%%

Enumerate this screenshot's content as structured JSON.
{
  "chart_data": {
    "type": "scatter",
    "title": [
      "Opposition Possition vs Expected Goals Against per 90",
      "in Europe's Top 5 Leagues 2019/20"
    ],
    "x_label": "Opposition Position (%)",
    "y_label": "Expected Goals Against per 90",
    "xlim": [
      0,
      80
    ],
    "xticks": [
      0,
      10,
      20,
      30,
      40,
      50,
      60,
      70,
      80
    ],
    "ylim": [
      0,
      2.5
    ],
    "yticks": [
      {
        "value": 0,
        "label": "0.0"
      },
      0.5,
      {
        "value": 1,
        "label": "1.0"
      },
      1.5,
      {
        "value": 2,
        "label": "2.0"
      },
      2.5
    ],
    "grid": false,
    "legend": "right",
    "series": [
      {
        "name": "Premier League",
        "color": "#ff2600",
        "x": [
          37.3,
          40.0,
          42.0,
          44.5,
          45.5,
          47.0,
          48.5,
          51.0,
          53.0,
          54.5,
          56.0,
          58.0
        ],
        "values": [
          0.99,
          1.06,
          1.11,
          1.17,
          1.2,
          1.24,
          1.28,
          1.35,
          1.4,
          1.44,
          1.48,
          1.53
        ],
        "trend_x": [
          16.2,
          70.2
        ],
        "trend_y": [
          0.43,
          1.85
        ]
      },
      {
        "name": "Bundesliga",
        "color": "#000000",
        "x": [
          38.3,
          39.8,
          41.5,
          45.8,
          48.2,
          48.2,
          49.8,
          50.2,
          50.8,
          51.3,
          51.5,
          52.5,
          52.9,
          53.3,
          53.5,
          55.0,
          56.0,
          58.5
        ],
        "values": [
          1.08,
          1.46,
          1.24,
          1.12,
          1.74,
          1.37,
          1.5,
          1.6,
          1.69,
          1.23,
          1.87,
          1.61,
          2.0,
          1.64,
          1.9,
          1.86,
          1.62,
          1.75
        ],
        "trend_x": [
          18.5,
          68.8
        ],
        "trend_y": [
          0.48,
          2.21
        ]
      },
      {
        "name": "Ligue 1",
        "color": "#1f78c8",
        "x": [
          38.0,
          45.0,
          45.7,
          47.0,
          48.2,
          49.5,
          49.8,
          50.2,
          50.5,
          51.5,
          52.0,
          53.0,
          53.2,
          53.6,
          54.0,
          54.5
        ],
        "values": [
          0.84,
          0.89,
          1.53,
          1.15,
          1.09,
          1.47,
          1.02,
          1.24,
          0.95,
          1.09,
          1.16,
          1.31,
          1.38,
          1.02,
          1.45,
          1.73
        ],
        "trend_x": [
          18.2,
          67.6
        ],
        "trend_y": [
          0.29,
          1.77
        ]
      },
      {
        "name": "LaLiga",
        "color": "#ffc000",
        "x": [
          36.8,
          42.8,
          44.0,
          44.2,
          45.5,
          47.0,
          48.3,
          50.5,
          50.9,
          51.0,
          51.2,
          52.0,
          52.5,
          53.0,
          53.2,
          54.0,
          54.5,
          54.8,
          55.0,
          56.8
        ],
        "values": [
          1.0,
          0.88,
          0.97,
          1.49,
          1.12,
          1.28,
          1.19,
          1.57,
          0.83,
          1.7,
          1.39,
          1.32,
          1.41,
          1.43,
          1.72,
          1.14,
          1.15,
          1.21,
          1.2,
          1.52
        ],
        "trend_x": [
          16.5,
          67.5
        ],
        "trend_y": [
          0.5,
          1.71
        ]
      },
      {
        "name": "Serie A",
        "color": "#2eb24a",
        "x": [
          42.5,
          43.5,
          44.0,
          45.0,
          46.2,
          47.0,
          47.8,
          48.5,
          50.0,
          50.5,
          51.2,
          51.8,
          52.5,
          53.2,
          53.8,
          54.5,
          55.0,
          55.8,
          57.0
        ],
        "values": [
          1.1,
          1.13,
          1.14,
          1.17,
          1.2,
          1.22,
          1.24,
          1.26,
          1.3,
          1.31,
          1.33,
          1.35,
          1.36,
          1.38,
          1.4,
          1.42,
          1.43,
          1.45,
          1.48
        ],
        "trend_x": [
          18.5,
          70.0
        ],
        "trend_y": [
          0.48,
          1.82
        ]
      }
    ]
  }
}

%%

Transcribe each record exactly. Leave nothing out.

Enumerate this screenshot's content as structured JSON.
{
  "chart_data": {
    "type": "scatter",
    "title": [
      "Opposition Possition vs Expected Goals Against per 90",
      "in Europe's Top 5 Leagues 2019/20"
    ],
    "x_label": "Opposition Position (%)",
    "y_label": "Expected Goals Against per 90",
    "xlim": [
      0,
      80
    ],
    "xticks": [
      0,
      10,
      20,
      30,
      40,
      50,
      60,
      70,
      80
    ],
    "ylim": [
      0,
      2.5
    ],
    "yticks": [
      {
        "value": 0,
        "label": "0.0"
      },
      0.5,
      {
        "value": 1,
        "label": "1.0"
      },
      1.5,
      {
        "value": 2,
        "label": "2.0"
      },
      2.5
    ],
    "grid": false,
    "legend": "right",
    "series": [
      {
        "name": "Premier League",
        "color": "#ff2600",
        "x": [
          37.3,
          40.0,
          42.0,
          44.5,
          45.5,
          47.0,
          48.5,
          51.0,
          53.0,
          54.5,
          56.0,
          58.0
        ],
        "values": [
          0.99,
          1.06,
          1.11,
          1.17,
          1.2,
          1.24,
          1.28,
          1.35,
          1.4,
          1.44,
          1.48,
          1.53
        ],
        "trend_x": [
          16.2,
          70.2
        ],
        "trend_y": [
          0.43,
          1.85
        ]
      },
      {
        "name": "Bundesliga",
        "color": "#000000",
        "x": [
          38.3,
          39.8,
          41.5,
          45.8,
          48.2,
          48.2,
          49.8,
          50.2,
          50.8,
          51.3,
          51.5,
          52.5,
          52.9,
          53.3,
          53.5,
          55.0,
          56.0,
          58.5
        ],
        "values": [
          1.08,
          1.46,
          1.24,
          1.12,
          1.74,
          1.37,
          1.5,
          1.6,
          1.69,
          1.23,
          1.87,
          1.61,
          2.0,
          1.64,
          1.9,
          1.86,
          1.62,
          1.75
        ],
        "trend_x": [
          18.5,
          68.8
        ],
        "trend_y": [
          0.48,
          2.21
        ]
      },
      {
        "name": "Ligue 1",
        "color": "#1f78c8",
        "x": [
          38.0,
          45.0,
          45.7,
          47.0,
          48.2,
          49.5,
          49.8,
          50.2,
          50.5,
          51.5,
          52.0,
          53.0,
          53.2,
          53.6,
          54.0,
          54.5
        ],
        "values": [
          0.84,
          0.89,
          1.53,
          1.15,
          1.09,
          1.47,
          1.02,
          1.24,
          0.95,
          1.09,
          1.16,
          1.31,
          1.38,
          1.02,
          1.45,
          1.73
        ],
        "trend_x": [
          18.2,
          67.6
        ],
        "trend_y": [
          0.29,
          1.77
        ]
      },
      {
        "name": "LaLiga",
        "color": "#ffc000",
        "x": [
          36.8,
          42.8,
          44.0,
          44.2,
          45.5,
          47.0,
          48.3,
          50.5,
          50.9,
          51.0,
          51.2,
          52.0,
          52.5,
          53.0,
          53.2,
          54.0,
          54.5,
          54.8,
          55.0,
          56.8
        ],
        "values": [
          1.0,
          0.88,
          0.97,
          1.49,
          1.12,
          1.28,
          1.19,
          1.57,
          0.83,
          1.7,
          1.39,
          1.32,
          1.41,
          1.43,
          1.72,
          1.14,
          1.15,
          1.21,
          1.2,
          1.52
        ],
        "trend_x": [
          16.5,
          67.5
        ],
        "trend_y": [
          0.5,
          1.71
        ]
      },
      {
        "name": "Serie A",
        "color": "#2eb24a",
        "x": [
          42.5,
          43.5,
          44.0,
          45.0,
          46.2,
          47.0,
          47.8,
          48.5,
          50.0,
          50.5,
          51.2,
          51.8,
          52.5,
          53.2,
          53.8,
          54.5,
          55.0,
          55.8,
          57.0
        ],
        "values": [
          1.1,
          1.13,
          1.14,
          1.17,
          1.2,
          1.22,
          1.24,
          1.26,
          1.3,
          1.31,
          1.33,
          1.35,
          1.36,
          1.38,
          1.4,
          1.42,
          1.43,
          1.45,
          1.48
        ],
        "trend_x": [
          18.5,
          70.0
        ],
        "trend_y": [
          0.48,
          1.82
        ]
      }
    ]
  }
}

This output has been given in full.